Challenge:
For the copy, please give all of the data again exactly and leave the pictures out.

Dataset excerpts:
%%
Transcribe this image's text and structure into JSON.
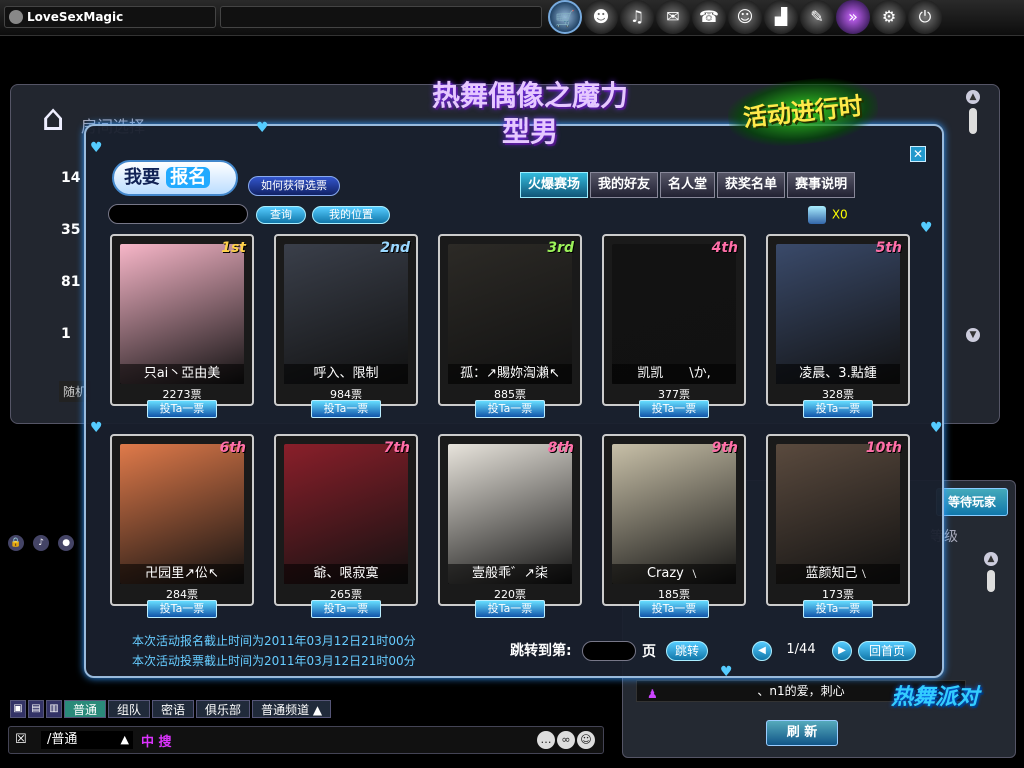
{
  "topbar": {
    "username": "LoveSexMagic",
    "icons": [
      "cart-icon",
      "friend-icon",
      "gift-icon",
      "ticket-icon",
      "chat-icon",
      "group-icon",
      "rank-icon",
      "note-icon",
      "activity-icon",
      "gear-icon",
      "power-icon"
    ],
    "glyphs": [
      "🛒",
      "☻",
      "♫",
      "✉",
      "☎",
      "☺",
      "▟",
      "✎",
      "»",
      "⚙",
      "⏻"
    ]
  },
  "room": {
    "title": "房间选择",
    "numbers": [
      "14",
      "35",
      "81",
      "1"
    ],
    "random": "随机"
  },
  "right_panel": {
    "waiting_label": "等待玩家",
    "level_label": "等级",
    "player_name": "、n1的爱，刺心",
    "refresh_label": "刷 新"
  },
  "chat": {
    "tabs": [
      "普通",
      "组队",
      "密语",
      "俱乐部",
      "普通频道 ▲"
    ],
    "channel": "/普通",
    "input_text": "中 搜",
    "channel_arrow": "▲"
  },
  "game_logo": "热舞派对",
  "popup": {
    "title_logo": "热舞偶像之魔力型男",
    "activity_logo": "活动进行时",
    "close": "✕",
    "signup_prefix": "我要",
    "signup_highlight": "报名",
    "how_vote": "如何获得选票",
    "tabs": [
      {
        "label": "火爆赛场",
        "active": true
      },
      {
        "label": "我的好友",
        "active": false
      },
      {
        "label": "名人堂",
        "active": false
      },
      {
        "label": "获奖名单",
        "active": false
      },
      {
        "label": "赛事说明",
        "active": false
      }
    ],
    "search_btn": "查询",
    "my_rank_btn": "我的位置",
    "ticket_count": "X0",
    "vote_label": "投Ta一票",
    "contestants": [
      {
        "rank": "1st",
        "name": "只ai丶亞由美",
        "votes": "2273票",
        "rank_color": "#ffd24a",
        "bg": "#f7b6c8"
      },
      {
        "rank": "2nd",
        "name": "呼入、限制",
        "votes": "984票",
        "rank_color": "#9ad8ff",
        "bg": "#3a3f4a"
      },
      {
        "rank": "3rd",
        "name": "孤：↗賜妳渹瀨↖",
        "votes": "885票",
        "rank_color": "#9cf25a",
        "bg": "#2c2a26"
      },
      {
        "rank": "4th",
        "name": "凯凯　　\\か,",
        "votes": "377票",
        "rank_color": "#ff6fa8",
        "bg": "#121212"
      },
      {
        "rank": "5th",
        "name": "凌晨、3.點鍾",
        "votes": "328票",
        "rank_color": "#ff6fa8",
        "bg": "#3a4a6a"
      },
      {
        "rank": "6th",
        "name": "卍园里↗伀↖",
        "votes": "284票",
        "rank_color": "#ff6fa8",
        "bg": "#e07a4a"
      },
      {
        "rank": "7th",
        "name": "爺、哏寂寞",
        "votes": "265票",
        "rank_color": "#ff6fa8",
        "bg": "#8a1f2a"
      },
      {
        "rank": "8th",
        "name": "壹般乖゛↗柒",
        "votes": "220票",
        "rank_color": "#ff6fa8",
        "bg": "#e8e4dc"
      },
      {
        "rank": "9th",
        "name": "Crazy ﹨",
        "votes": "185票",
        "rank_color": "#ff6fa8",
        "bg": "#c8c0a8"
      },
      {
        "rank": "10th",
        "name": "蓝颜知己﹨",
        "votes": "173票",
        "rank_color": "#ff6fa8",
        "bg": "#5a4a3e"
      }
    ],
    "notice_signup": "本次活动报名截止时间为2011年03月12日21时00分",
    "notice_vote": "本次活动投票截止时间为2011年03月12日21时00分",
    "jump_label": "跳转到第:",
    "page_label": "页",
    "jump_btn": "跳转",
    "page_indicator": "1/44",
    "prev": "◀",
    "next": "▶",
    "home_btn": "回首页"
  },
  "colors": {
    "accent": "#33aadd",
    "panel_border": "#99bbdd",
    "rank_pink": "#ff6fa8",
    "notice": "#66ccff"
  }
}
%%
Exercise output:
Transcribe this image's text and structure into JSON.
{
  "topbar": {
    "username": "LoveSexMagic",
    "icons": [
      "cart-icon",
      "friend-icon",
      "gift-icon",
      "ticket-icon",
      "chat-icon",
      "group-icon",
      "rank-icon",
      "note-icon",
      "activity-icon",
      "gear-icon",
      "power-icon"
    ],
    "glyphs": [
      "🛒",
      "☻",
      "♫",
      "✉",
      "☎",
      "☺",
      "▟",
      "✎",
      "»",
      "⚙",
      "⏻"
    ]
  },
  "room": {
    "title": "房间选择",
    "numbers": [
      "14",
      "35",
      "81",
      "1"
    ],
    "random": "随机"
  },
  "right_panel": {
    "waiting_label": "等待玩家",
    "level_label": "等级",
    "player_name": "、n1的爱，刺心",
    "refresh_label": "刷 新"
  },
  "chat": {
    "tabs": [
      "普通",
      "组队",
      "密语",
      "俱乐部",
      "普通频道 ▲"
    ],
    "channel": "/普通",
    "input_text": "中 搜",
    "channel_arrow": "▲"
  },
  "game_logo": "热舞派对",
  "popup": {
    "title_logo": "热舞偶像之魔力型男",
    "activity_logo": "活动进行时",
    "close": "✕",
    "signup_prefix": "我要",
    "signup_highlight": "报名",
    "how_vote": "如何获得选票",
    "tabs": [
      {
        "label": "火爆赛场",
        "active": true
      },
      {
        "label": "我的好友",
        "active": false
      },
      {
        "label": "名人堂",
        "active": false
      },
      {
        "label": "获奖名单",
        "active": false
      },
      {
        "label": "赛事说明",
        "active": false
      }
    ],
    "search_btn": "查询",
    "my_rank_btn": "我的位置",
    "ticket_count": "X0",
    "vote_label": "投Ta一票",
    "contestants": [
      {
        "rank": "1st",
        "name": "只ai丶亞由美",
        "votes": "2273票",
        "rank_color": "#ffd24a",
        "bg": "#f7b6c8"
      },
      {
        "rank": "2nd",
        "name": "呼入、限制",
        "votes": "984票",
        "rank_color": "#9ad8ff",
        "bg": "#3a3f4a"
      },
      {
        "rank": "3rd",
        "name": "孤：↗賜妳渹瀨↖",
        "votes": "885票",
        "rank_color": "#9cf25a",
        "bg": "#2c2a26"
      },
      {
        "rank": "4th",
        "name": "凯凯　　\\か,",
        "votes": "377票",
        "rank_color": "#ff6fa8",
        "bg": "#121212"
      },
      {
        "rank": "5th",
        "name": "凌晨、3.點鍾",
        "votes": "328票",
        "rank_color": "#ff6fa8",
        "bg": "#3a4a6a"
      },
      {
        "rank": "6th",
        "name": "卍园里↗伀↖",
        "votes": "284票",
        "rank_color": "#ff6fa8",
        "bg": "#e07a4a"
      },
      {
        "rank": "7th",
        "name": "爺、哏寂寞",
        "votes": "265票",
        "rank_color": "#ff6fa8",
        "bg": "#8a1f2a"
      },
      {
        "rank": "8th",
        "name": "壹般乖゛↗柒",
        "votes": "220票",
        "rank_color": "#ff6fa8",
        "bg": "#e8e4dc"
      },
      {
        "rank": "9th",
        "name": "Crazy ﹨",
        "votes": "185票",
        "rank_color": "#ff6fa8",
        "bg": "#c8c0a8"
      },
      {
        "rank": "10th",
        "name": "蓝颜知己﹨",
        "votes": "173票",
        "rank_color": "#ff6fa8",
        "bg": "#5a4a3e"
      }
    ],
    "notice_signup": "本次活动报名截止时间为2011年03月12日21时00分",
    "notice_vote": "本次活动投票截止时间为2011年03月12日21时00分",
    "jump_label": "跳转到第:",
    "page_label": "页",
    "jump_btn": "跳转",
    "page_indicator": "1/44",
    "prev": "◀",
    "next": "▶",
    "home_btn": "回首页"
  },
  "colors": {
    "accent": "#33aadd",
    "panel_border": "#99bbdd",
    "rank_pink": "#ff6fa8",
    "notice": "#66ccff"
  }
}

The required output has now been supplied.